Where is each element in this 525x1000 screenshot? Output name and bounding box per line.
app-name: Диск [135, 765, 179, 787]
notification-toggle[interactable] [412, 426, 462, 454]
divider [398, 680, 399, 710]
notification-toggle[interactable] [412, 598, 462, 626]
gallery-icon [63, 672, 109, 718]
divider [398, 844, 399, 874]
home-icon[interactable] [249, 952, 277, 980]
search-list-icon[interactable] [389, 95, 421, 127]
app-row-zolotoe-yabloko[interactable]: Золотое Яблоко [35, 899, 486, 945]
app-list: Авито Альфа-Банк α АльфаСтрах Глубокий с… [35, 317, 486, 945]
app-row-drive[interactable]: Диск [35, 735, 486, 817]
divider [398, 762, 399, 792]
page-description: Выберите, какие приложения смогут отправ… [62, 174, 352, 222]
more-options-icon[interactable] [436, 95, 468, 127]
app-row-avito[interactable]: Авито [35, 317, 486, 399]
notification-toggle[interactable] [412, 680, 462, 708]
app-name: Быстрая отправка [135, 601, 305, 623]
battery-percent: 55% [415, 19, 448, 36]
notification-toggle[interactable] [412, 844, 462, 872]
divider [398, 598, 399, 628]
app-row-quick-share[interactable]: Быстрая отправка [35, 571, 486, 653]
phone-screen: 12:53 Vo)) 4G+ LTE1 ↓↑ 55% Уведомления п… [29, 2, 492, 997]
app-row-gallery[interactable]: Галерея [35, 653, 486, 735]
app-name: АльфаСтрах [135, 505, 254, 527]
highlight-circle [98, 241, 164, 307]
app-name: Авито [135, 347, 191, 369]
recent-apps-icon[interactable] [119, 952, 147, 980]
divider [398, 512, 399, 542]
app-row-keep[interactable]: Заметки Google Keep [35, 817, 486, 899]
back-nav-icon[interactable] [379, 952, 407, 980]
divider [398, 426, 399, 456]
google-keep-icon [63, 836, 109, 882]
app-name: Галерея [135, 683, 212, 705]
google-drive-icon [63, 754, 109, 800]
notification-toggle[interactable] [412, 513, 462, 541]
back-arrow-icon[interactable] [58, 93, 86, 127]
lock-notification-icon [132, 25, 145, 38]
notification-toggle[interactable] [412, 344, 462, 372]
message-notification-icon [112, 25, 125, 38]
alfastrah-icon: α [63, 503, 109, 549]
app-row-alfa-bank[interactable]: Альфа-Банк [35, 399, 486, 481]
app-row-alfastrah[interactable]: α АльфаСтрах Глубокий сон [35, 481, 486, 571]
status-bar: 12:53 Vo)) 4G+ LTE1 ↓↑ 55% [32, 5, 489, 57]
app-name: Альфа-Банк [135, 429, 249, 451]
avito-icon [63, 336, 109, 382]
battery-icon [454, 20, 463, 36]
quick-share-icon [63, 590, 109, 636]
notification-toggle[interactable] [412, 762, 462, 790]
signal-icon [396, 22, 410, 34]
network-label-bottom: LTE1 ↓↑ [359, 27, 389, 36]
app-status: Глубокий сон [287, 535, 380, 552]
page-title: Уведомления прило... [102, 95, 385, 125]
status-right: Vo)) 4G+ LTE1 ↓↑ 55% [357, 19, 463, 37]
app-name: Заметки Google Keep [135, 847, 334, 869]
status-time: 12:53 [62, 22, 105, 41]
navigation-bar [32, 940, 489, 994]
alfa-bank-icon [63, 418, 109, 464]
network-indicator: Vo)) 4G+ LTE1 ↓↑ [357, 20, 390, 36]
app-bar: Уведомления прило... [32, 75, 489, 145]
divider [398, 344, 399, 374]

****

> _TASK DIRECTIONS_: Copy every line of the item above verbatim.

> _REPLY TO THE EXERCISE_:
Where is each element in this 525x1000 screenshot? Output name and bounding box per line.
app-name: Диск [135, 765, 179, 787]
notification-toggle[interactable] [412, 426, 462, 454]
divider [398, 680, 399, 710]
notification-toggle[interactable] [412, 598, 462, 626]
gallery-icon [63, 672, 109, 718]
divider [398, 844, 399, 874]
home-icon[interactable] [249, 952, 277, 980]
search-list-icon[interactable] [389, 95, 421, 127]
app-row-zolotoe-yabloko[interactable]: Золотое Яблоко [35, 899, 486, 945]
app-list: Авито Альфа-Банк α АльфаСтрах Глубокий с… [35, 317, 486, 945]
app-row-drive[interactable]: Диск [35, 735, 486, 817]
divider [398, 762, 399, 792]
page-description: Выберите, какие приложения смогут отправ… [62, 174, 352, 222]
more-options-icon[interactable] [436, 95, 468, 127]
app-row-avito[interactable]: Авито [35, 317, 486, 399]
notification-toggle[interactable] [412, 680, 462, 708]
app-name: Быстрая отправка [135, 601, 305, 623]
battery-percent: 55% [415, 19, 448, 36]
notification-toggle[interactable] [412, 844, 462, 872]
divider [398, 598, 399, 628]
app-row-quick-share[interactable]: Быстрая отправка [35, 571, 486, 653]
phone-screen: 12:53 Vo)) 4G+ LTE1 ↓↑ 55% Уведомления п… [29, 2, 492, 997]
app-row-gallery[interactable]: Галерея [35, 653, 486, 735]
app-name: АльфаСтрах [135, 505, 254, 527]
highlight-circle [98, 241, 164, 307]
app-name: Авито [135, 347, 191, 369]
recent-apps-icon[interactable] [119, 952, 147, 980]
divider [398, 512, 399, 542]
app-row-keep[interactable]: Заметки Google Keep [35, 817, 486, 899]
back-nav-icon[interactable] [379, 952, 407, 980]
divider [398, 426, 399, 456]
google-keep-icon [63, 836, 109, 882]
app-name: Галерея [135, 683, 212, 705]
google-drive-icon [63, 754, 109, 800]
notification-toggle[interactable] [412, 513, 462, 541]
back-arrow-icon[interactable] [58, 93, 86, 127]
lock-notification-icon [132, 25, 145, 38]
notification-toggle[interactable] [412, 344, 462, 372]
message-notification-icon [112, 25, 125, 38]
alfastrah-icon: α [63, 503, 109, 549]
app-row-alfa-bank[interactable]: Альфа-Банк [35, 399, 486, 481]
app-row-alfastrah[interactable]: α АльфаСтрах Глубокий сон [35, 481, 486, 571]
status-bar: 12:53 Vo)) 4G+ LTE1 ↓↑ 55% [32, 5, 489, 57]
app-name: Альфа-Банк [135, 429, 249, 451]
avito-icon [63, 336, 109, 382]
battery-icon [454, 20, 463, 36]
quick-share-icon [63, 590, 109, 636]
notification-toggle[interactable] [412, 762, 462, 790]
signal-icon [396, 22, 410, 34]
network-label-bottom: LTE1 ↓↑ [359, 27, 389, 36]
app-status: Глубокий сон [287, 535, 380, 552]
page-title: Уведомления прило... [102, 95, 385, 125]
status-right: Vo)) 4G+ LTE1 ↓↑ 55% [357, 19, 463, 37]
app-name: Заметки Google Keep [135, 847, 334, 869]
status-time: 12:53 [62, 22, 105, 41]
navigation-bar [32, 940, 489, 994]
alfa-bank-icon [63, 418, 109, 464]
network-indicator: Vo)) 4G+ LTE1 ↓↑ [357, 20, 390, 36]
app-bar: Уведомления прило... [32, 75, 489, 145]
divider [398, 344, 399, 374]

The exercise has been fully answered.